#### [Brief]
Each line below should be retyped exactly, with no pictures.

#### [Records for this task]
Begin
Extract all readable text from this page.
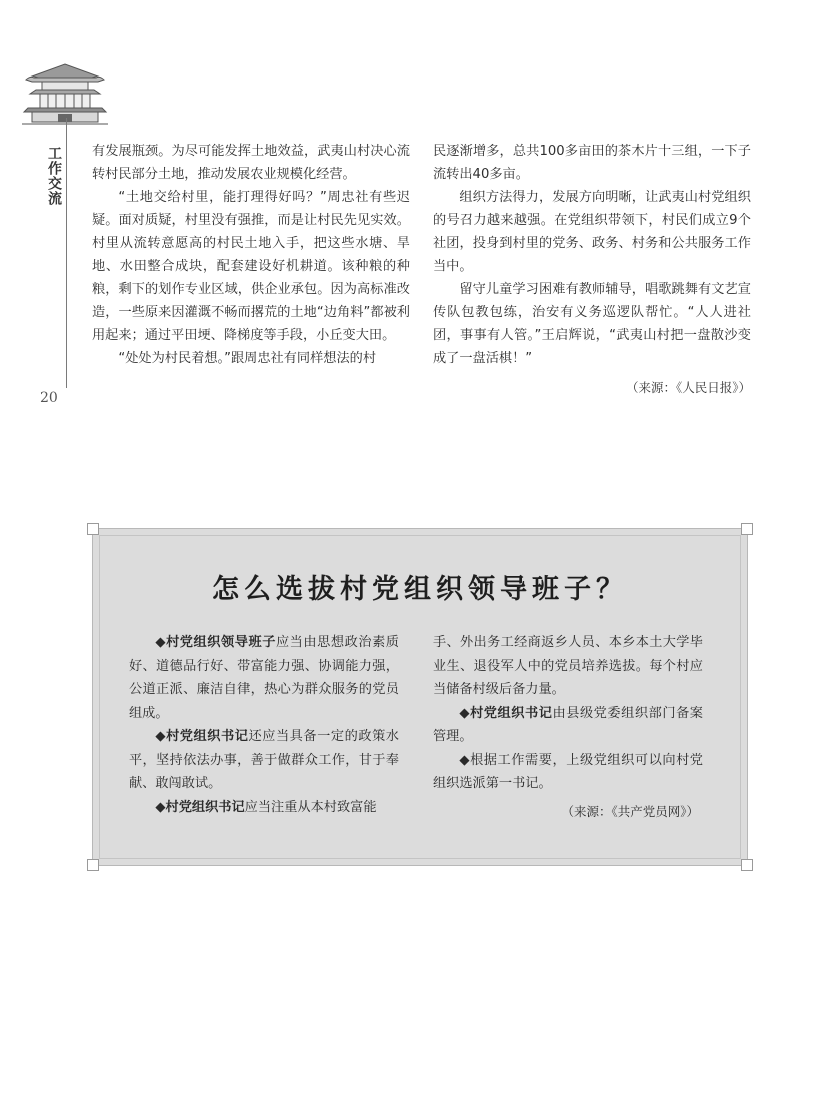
工作交流
20

有发展瓶颈。为尽可能发挥土地效益，武夷山村决心流转村民部分土地，推动发展农业规模化经营。

“土地交给村里，能打理得好吗？”周忠社有些迟疑。面对质疑，村里没有强推，而是让村民先见实效。村里从流转意愿高的村民土地入手，把这些水塘、旱地、水田整合成块，配套建设好机耕道。该种粮的种粮，剩下的划作专业区域，供企业承包。因为高标准改造，一些原来因灌溉不畅而撂荒的土地“边角料”都被利用起来；通过平田埂、降梯度等手段，小丘变大田。

“处处为村民着想。”跟周忠社有同样想法的村

民逐渐增多，总共100多亩田的茶木片十三组，一下子流转出40多亩。

组织方法得力，发展方向明晰，让武夷山村党组织的号召力越来越强。在党组织带领下，村民们成立9个社团，投身到村里的党务、政务、村务和公共服务工作当中。

留守儿童学习困难有教师辅导，唱歌跳舞有文艺宣传队包教包练，治安有义务巡逻队帮忙。“人人进社团，事事有人管。”王启辉说，“武夷山村把一盘散沙变成了一盘活棋！”

（来源：《人民日报》）
怎么选拔村党组织领导班子？

◆村党组织领导班子应当由思想政治素质好、道德品行好、带富能力强、协调能力强，公道正派、廉洁自律，热心为群众服务的党员组成。

◆村党组织书记还应当具备一定的政策水平，坚持依法办事，善于做群众工作，甘于奉献、敢闯敢试。

◆村党组织书记应当注重从本村致富能

手、外出务工经商返乡人员、本乡本土大学毕业生、退役军人中的党员培养选拔。每个村应当储备村级后备力量。

◆村党组织书记由县级党委组织部门备案管理。

◆根据工作需要，上级党组织可以向村党组织选派第一书记。

（来源：《共产党员网》）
End
#### [Problem solution]
Extract all readable text from this page.
工作交流
20

有发展瓶颈。为尽可能发挥土地效益，武夷山村决心流转村民部分土地，推动发展农业规模化经营。

“土地交给村里，能打理得好吗？”周忠社有些迟疑。面对质疑，村里没有强推，而是让村民先见实效。村里从流转意愿高的村民土地入手，把这些水塘、旱地、水田整合成块，配套建设好机耕道。该种粮的种粮，剩下的划作专业区域，供企业承包。因为高标准改造，一些原来因灌溉不畅而撂荒的土地“边角料”都被利用起来；通过平田埂、降梯度等手段，小丘变大田。

“处处为村民着想。”跟周忠社有同样想法的村

民逐渐增多，总共100多亩田的茶木片十三组，一下子流转出40多亩。

组织方法得力，发展方向明晰，让武夷山村党组织的号召力越来越强。在党组织带领下，村民们成立9个社团，投身到村里的党务、政务、村务和公共服务工作当中。

留守儿童学习困难有教师辅导，唱歌跳舞有文艺宣传队包教包练，治安有义务巡逻队帮忙。“人人进社团，事事有人管。”王启辉说，“武夷山村把一盘散沙变成了一盘活棋！”

（来源：《人民日报》）
怎么选拔村党组织领导班子？

◆村党组织领导班子应当由思想政治素质好、道德品行好、带富能力强、协调能力强，公道正派、廉洁自律，热心为群众服务的党员组成。

◆村党组织书记还应当具备一定的政策水平，坚持依法办事，善于做群众工作，甘于奉献、敢闯敢试。

◆村党组织书记应当注重从本村致富能

手、外出务工经商返乡人员、本乡本土大学毕业生、退役军人中的党员培养选拔。每个村应当储备村级后备力量。

◆村党组织书记由县级党委组织部门备案管理。

◆根据工作需要，上级党组织可以向村党组织选派第一书记。

（来源：《共产党员网》）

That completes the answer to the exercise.